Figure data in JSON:

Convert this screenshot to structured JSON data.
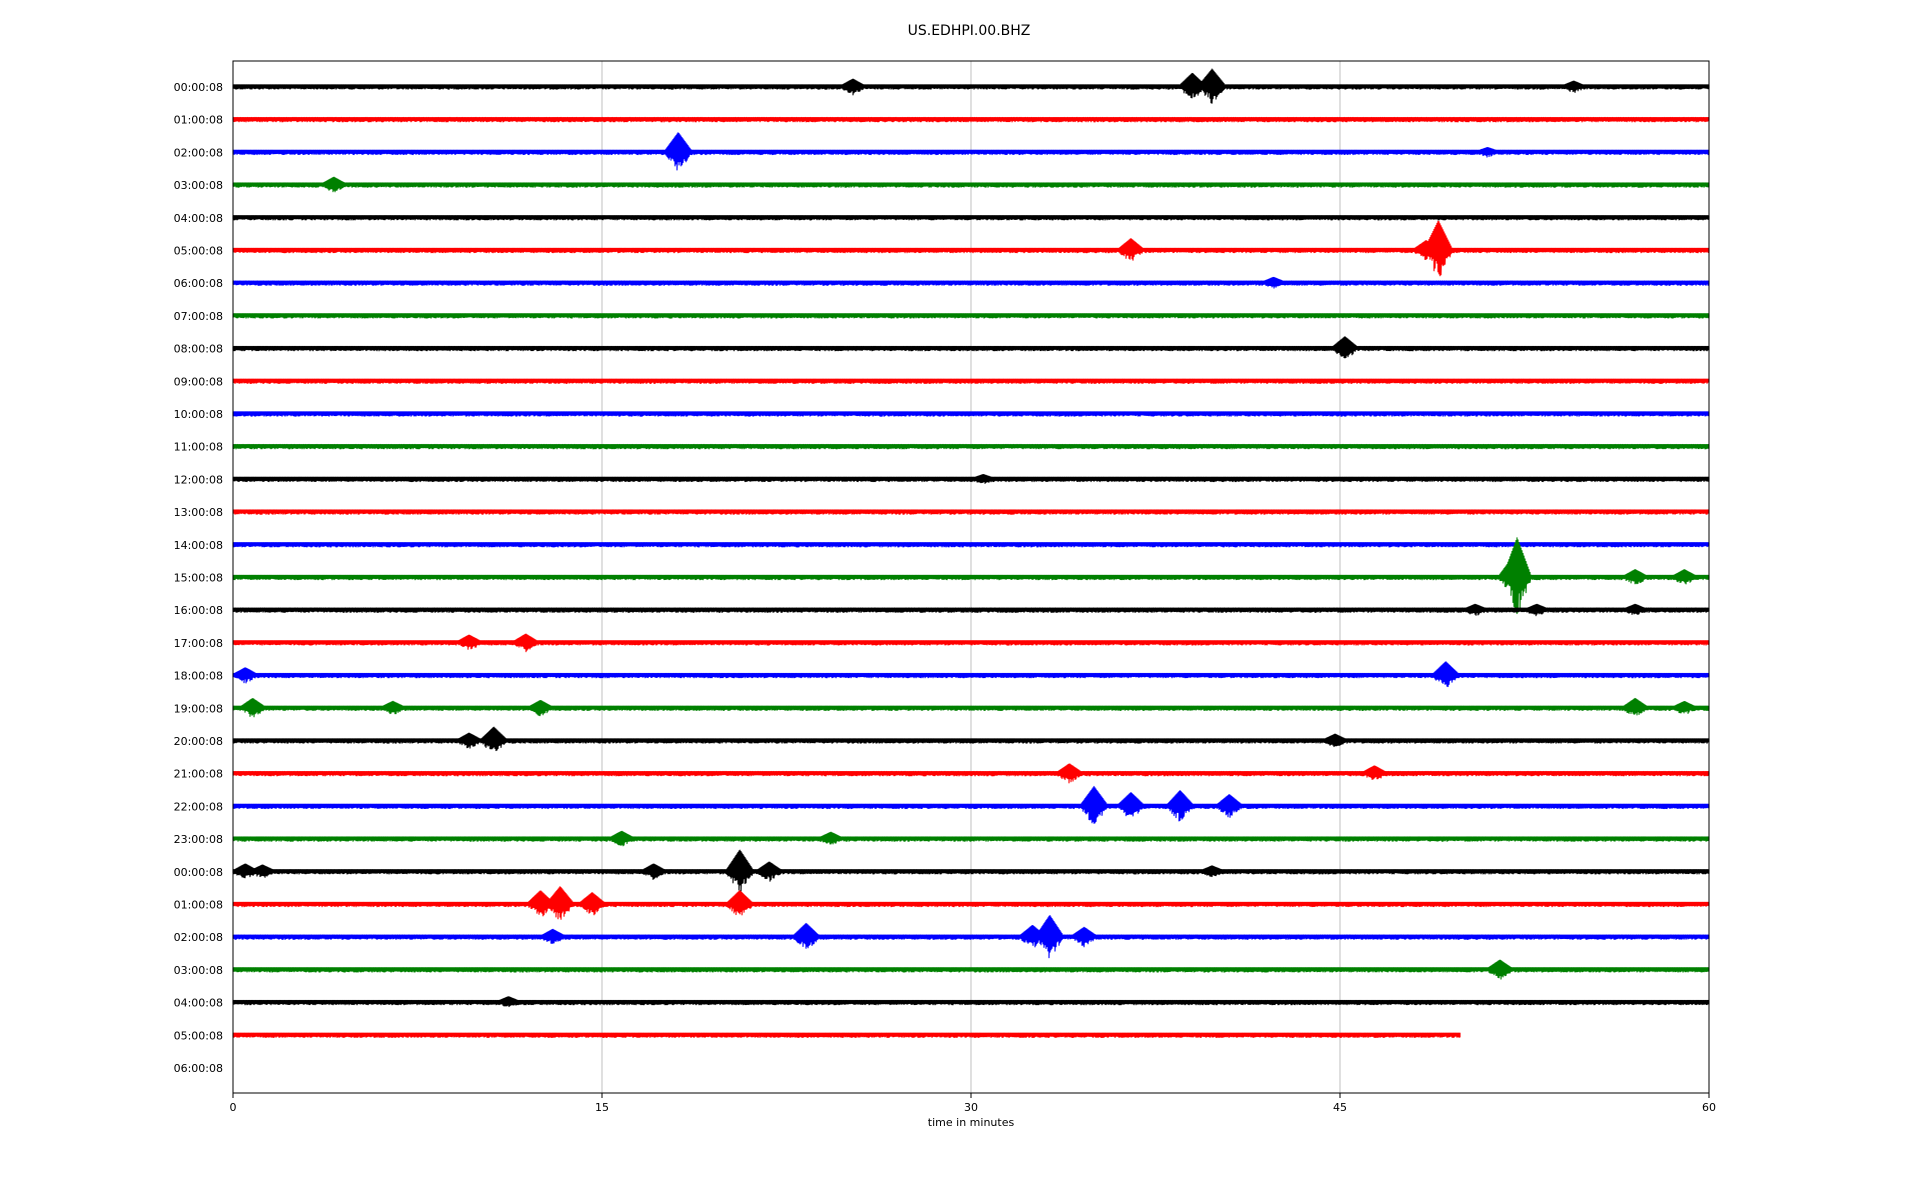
{
  "chart_data": {
    "type": "line",
    "title": "US.EDHPI.00.BHZ",
    "xlabel": "time in minutes",
    "ylabel": "",
    "xlim": [
      0,
      60
    ],
    "xticks": [
      0,
      15,
      30,
      45,
      60
    ],
    "grid": "vertical",
    "line_colors": [
      "#000000",
      "#ff0000",
      "#0000ff",
      "#008000"
    ],
    "rows": [
      {
        "label": "00:00:08",
        "end": 60,
        "events": [
          {
            "t": 25.2,
            "a": 8
          },
          {
            "t": 39.0,
            "a": 14
          },
          {
            "t": 39.8,
            "a": 18
          },
          {
            "t": 54.5,
            "a": 6
          }
        ]
      },
      {
        "label": "01:00:08",
        "end": 60,
        "events": []
      },
      {
        "label": "02:00:08",
        "end": 60,
        "events": [
          {
            "t": 18.1,
            "a": 20
          },
          {
            "t": 51.0,
            "a": 5
          }
        ]
      },
      {
        "label": "03:00:08",
        "end": 60,
        "events": [
          {
            "t": 4.1,
            "a": 8
          }
        ]
      },
      {
        "label": "04:00:08",
        "end": 60,
        "events": []
      },
      {
        "label": "05:00:08",
        "end": 60,
        "events": [
          {
            "t": 36.5,
            "a": 12
          },
          {
            "t": 48.5,
            "a": 10
          },
          {
            "t": 49.0,
            "a": 30
          }
        ]
      },
      {
        "label": "06:00:08",
        "end": 60,
        "events": [
          {
            "t": 42.3,
            "a": 6
          }
        ]
      },
      {
        "label": "07:00:08",
        "end": 60,
        "events": []
      },
      {
        "label": "08:00:08",
        "end": 60,
        "events": [
          {
            "t": 45.2,
            "a": 12
          }
        ]
      },
      {
        "label": "09:00:08",
        "end": 60,
        "events": []
      },
      {
        "label": "10:00:08",
        "end": 60,
        "events": []
      },
      {
        "label": "11:00:08",
        "end": 60,
        "events": []
      },
      {
        "label": "12:00:08",
        "end": 60,
        "events": [
          {
            "t": 30.5,
            "a": 5
          }
        ]
      },
      {
        "label": "13:00:08",
        "end": 60,
        "events": []
      },
      {
        "label": "14:00:08",
        "end": 60,
        "events": []
      },
      {
        "label": "15:00:08",
        "end": 60,
        "events": [
          {
            "t": 52.0,
            "a": 20
          },
          {
            "t": 52.2,
            "a": 40
          },
          {
            "t": 57.0,
            "a": 8
          },
          {
            "t": 59.0,
            "a": 8
          }
        ]
      },
      {
        "label": "16:00:08",
        "end": 60,
        "events": [
          {
            "t": 50.5,
            "a": 6
          },
          {
            "t": 53.0,
            "a": 6
          },
          {
            "t": 57.0,
            "a": 6
          }
        ]
      },
      {
        "label": "17:00:08",
        "end": 60,
        "events": [
          {
            "t": 9.6,
            "a": 8
          },
          {
            "t": 11.9,
            "a": 9
          }
        ]
      },
      {
        "label": "18:00:08",
        "end": 60,
        "events": [
          {
            "t": 0.5,
            "a": 8
          },
          {
            "t": 49.3,
            "a": 14
          }
        ]
      },
      {
        "label": "19:00:08",
        "end": 60,
        "events": [
          {
            "t": 0.8,
            "a": 10
          },
          {
            "t": 6.5,
            "a": 7
          },
          {
            "t": 12.5,
            "a": 8
          },
          {
            "t": 57.0,
            "a": 10
          },
          {
            "t": 59.0,
            "a": 7
          }
        ]
      },
      {
        "label": "20:00:08",
        "end": 60,
        "events": [
          {
            "t": 9.6,
            "a": 8
          },
          {
            "t": 10.6,
            "a": 14
          },
          {
            "t": 44.8,
            "a": 7
          }
        ]
      },
      {
        "label": "21:00:08",
        "end": 60,
        "events": [
          {
            "t": 34.0,
            "a": 10
          },
          {
            "t": 46.4,
            "a": 8
          }
        ]
      },
      {
        "label": "22:00:08",
        "end": 60,
        "events": [
          {
            "t": 35.0,
            "a": 20
          },
          {
            "t": 36.5,
            "a": 14
          },
          {
            "t": 38.5,
            "a": 16
          },
          {
            "t": 40.5,
            "a": 12
          }
        ]
      },
      {
        "label": "23:00:08",
        "end": 60,
        "events": [
          {
            "t": 15.8,
            "a": 8
          },
          {
            "t": 24.3,
            "a": 7
          }
        ]
      },
      {
        "label": "00:00:08",
        "end": 60,
        "events": [
          {
            "t": 0.5,
            "a": 8
          },
          {
            "t": 1.2,
            "a": 7
          },
          {
            "t": 17.1,
            "a": 8
          },
          {
            "t": 20.6,
            "a": 22
          },
          {
            "t": 21.8,
            "a": 10
          },
          {
            "t": 39.8,
            "a": 6
          }
        ]
      },
      {
        "label": "01:00:08",
        "end": 60,
        "events": [
          {
            "t": 12.5,
            "a": 14
          },
          {
            "t": 13.3,
            "a": 18
          },
          {
            "t": 14.6,
            "a": 12
          },
          {
            "t": 20.6,
            "a": 14
          }
        ]
      },
      {
        "label": "02:00:08",
        "end": 60,
        "events": [
          {
            "t": 13.0,
            "a": 8
          },
          {
            "t": 23.3,
            "a": 14
          },
          {
            "t": 32.5,
            "a": 12
          },
          {
            "t": 33.2,
            "a": 22
          },
          {
            "t": 34.6,
            "a": 10
          }
        ]
      },
      {
        "label": "03:00:08",
        "end": 60,
        "events": [
          {
            "t": 51.5,
            "a": 10
          }
        ]
      },
      {
        "label": "04:00:08",
        "end": 60,
        "events": [
          {
            "t": 11.2,
            "a": 6
          }
        ]
      },
      {
        "label": "05:00:08",
        "end": 49.9,
        "events": []
      },
      {
        "label": "06:00:08",
        "end": 0,
        "events": []
      }
    ]
  }
}
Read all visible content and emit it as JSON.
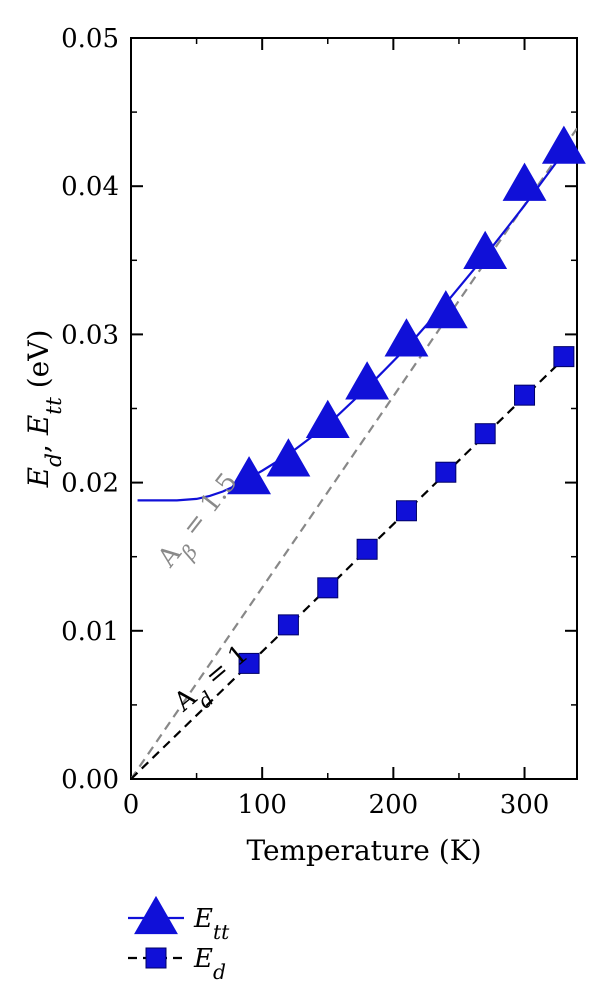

TASK PROMPT → Pictures appear in the records above. Output everything except them, exactly.

WRITTEN ANSWER →
Convert this screenshot to structured JSON data.
{
  "chart_data": {
    "type": "line",
    "title": "US.EDHPI.00.BHZ",
    "xlabel": "time in minutes",
    "ylabel": "",
    "xlim": [
      0,
      60
    ],
    "xticks": [
      0,
      15,
      30,
      45,
      60
    ],
    "grid": "vertical",
    "line_colors": [
      "#000000",
      "#ff0000",
      "#0000ff",
      "#008000"
    ],
    "rows": [
      {
        "label": "00:00:08",
        "end": 60,
        "events": [
          {
            "t": 25.2,
            "a": 8
          },
          {
            "t": 39.0,
            "a": 14
          },
          {
            "t": 39.8,
            "a": 18
          },
          {
            "t": 54.5,
            "a": 6
          }
        ]
      },
      {
        "label": "01:00:08",
        "end": 60,
        "events": []
      },
      {
        "label": "02:00:08",
        "end": 60,
        "events": [
          {
            "t": 18.1,
            "a": 20
          },
          {
            "t": 51.0,
            "a": 5
          }
        ]
      },
      {
        "label": "03:00:08",
        "end": 60,
        "events": [
          {
            "t": 4.1,
            "a": 8
          }
        ]
      },
      {
        "label": "04:00:08",
        "end": 60,
        "events": []
      },
      {
        "label": "05:00:08",
        "end": 60,
        "events": [
          {
            "t": 36.5,
            "a": 12
          },
          {
            "t": 48.5,
            "a": 10
          },
          {
            "t": 49.0,
            "a": 30
          }
        ]
      },
      {
        "label": "06:00:08",
        "end": 60,
        "events": [
          {
            "t": 42.3,
            "a": 6
          }
        ]
      },
      {
        "label": "07:00:08",
        "end": 60,
        "events": []
      },
      {
        "label": "08:00:08",
        "end": 60,
        "events": [
          {
            "t": 45.2,
            "a": 12
          }
        ]
      },
      {
        "label": "09:00:08",
        "end": 60,
        "events": []
      },
      {
        "label": "10:00:08",
        "end": 60,
        "events": []
      },
      {
        "label": "11:00:08",
        "end": 60,
        "events": []
      },
      {
        "label": "12:00:08",
        "end": 60,
        "events": [
          {
            "t": 30.5,
            "a": 5
          }
        ]
      },
      {
        "label": "13:00:08",
        "end": 60,
        "events": []
      },
      {
        "label": "14:00:08",
        "end": 60,
        "events": []
      },
      {
        "label": "15:00:08",
        "end": 60,
        "events": [
          {
            "t": 52.0,
            "a": 20
          },
          {
            "t": 52.2,
            "a": 40
          },
          {
            "t": 57.0,
            "a": 8
          },
          {
            "t": 59.0,
            "a": 8
          }
        ]
      },
      {
        "label": "16:00:08",
        "end": 60,
        "events": [
          {
            "t": 50.5,
            "a": 6
          },
          {
            "t": 53.0,
            "a": 6
          },
          {
            "t": 57.0,
            "a": 6
          }
        ]
      },
      {
        "label": "17:00:08",
        "end": 60,
        "events": [
          {
            "t": 9.6,
            "a": 8
          },
          {
            "t": 11.9,
            "a": 9
          }
        ]
      },
      {
        "label": "18:00:08",
        "end": 60,
        "events": [
          {
            "t": 0.5,
            "a": 8
          },
          {
            "t": 49.3,
            "a": 14
          }
        ]
      },
      {
        "label": "19:00:08",
        "end": 60,
        "events": [
          {
            "t": 0.8,
            "a": 10
          },
          {
            "t": 6.5,
            "a": 7
          },
          {
            "t": 12.5,
            "a": 8
          },
          {
            "t": 57.0,
            "a": 10
          },
          {
            "t": 59.0,
            "a": 7
          }
        ]
      },
      {
        "label": "20:00:08",
        "end": 60,
        "events": [
          {
            "t": 9.6,
            "a": 8
          },
          {
            "t": 10.6,
            "a": 14
          },
          {
            "t": 44.8,
            "a": 7
          }
        ]
      },
      {
        "label": "21:00:08",
        "end": 60,
        "events": [
          {
            "t": 34.0,
            "a": 10
          },
          {
            "t": 46.4,
            "a": 8
          }
        ]
      },
      {
        "label": "22:00:08",
        "end": 60,
        "events": [
          {
            "t": 35.0,
            "a": 20
          },
          {
            "t": 36.5,
            "a": 14
          },
          {
            "t": 38.5,
            "a": 16
          },
          {
            "t": 40.5,
            "a": 12
          }
        ]
      },
      {
        "label": "23:00:08",
        "end": 60,
        "events": [
          {
            "t": 15.8,
            "a": 8
          },
          {
            "t": 24.3,
            "a": 7
          }
        ]
      },
      {
        "label": "00:00:08",
        "end": 60,
        "events": [
          {
            "t": 0.5,
            "a": 8
          },
          {
            "t": 1.2,
            "a": 7
          },
          {
            "t": 17.1,
            "a": 8
          },
          {
            "t": 20.6,
            "a": 22
          },
          {
            "t": 21.8,
            "a": 10
          },
          {
            "t": 39.8,
            "a": 6
          }
        ]
      },
      {
        "label": "01:00:08",
        "end": 60,
        "events": [
          {
            "t": 12.5,
            "a": 14
          },
          {
            "t": 13.3,
            "a": 18
          },
          {
            "t": 14.6,
            "a": 12
          },
          {
            "t": 20.6,
            "a": 14
          }
        ]
      },
      {
        "label": "02:00:08",
        "end": 60,
        "events": [
          {
            "t": 13.0,
            "a": 8
          },
          {
            "t": 23.3,
            "a": 14
          },
          {
            "t": 32.5,
            "a": 12
          },
          {
            "t": 33.2,
            "a": 22
          },
          {
            "t": 34.6,
            "a": 10
          }
        ]
      },
      {
        "label": "03:00:08",
        "end": 60,
        "events": [
          {
            "t": 51.5,
            "a": 10
          }
        ]
      },
      {
        "label": "04:00:08",
        "end": 60,
        "events": [
          {
            "t": 11.2,
            "a": 6
          }
        ]
      },
      {
        "label": "05:00:08",
        "end": 49.9,
        "events": []
      },
      {
        "label": "06:00:08",
        "end": 0,
        "events": []
      }
    ]
  }
}
Read all visible content and emit it as JSON.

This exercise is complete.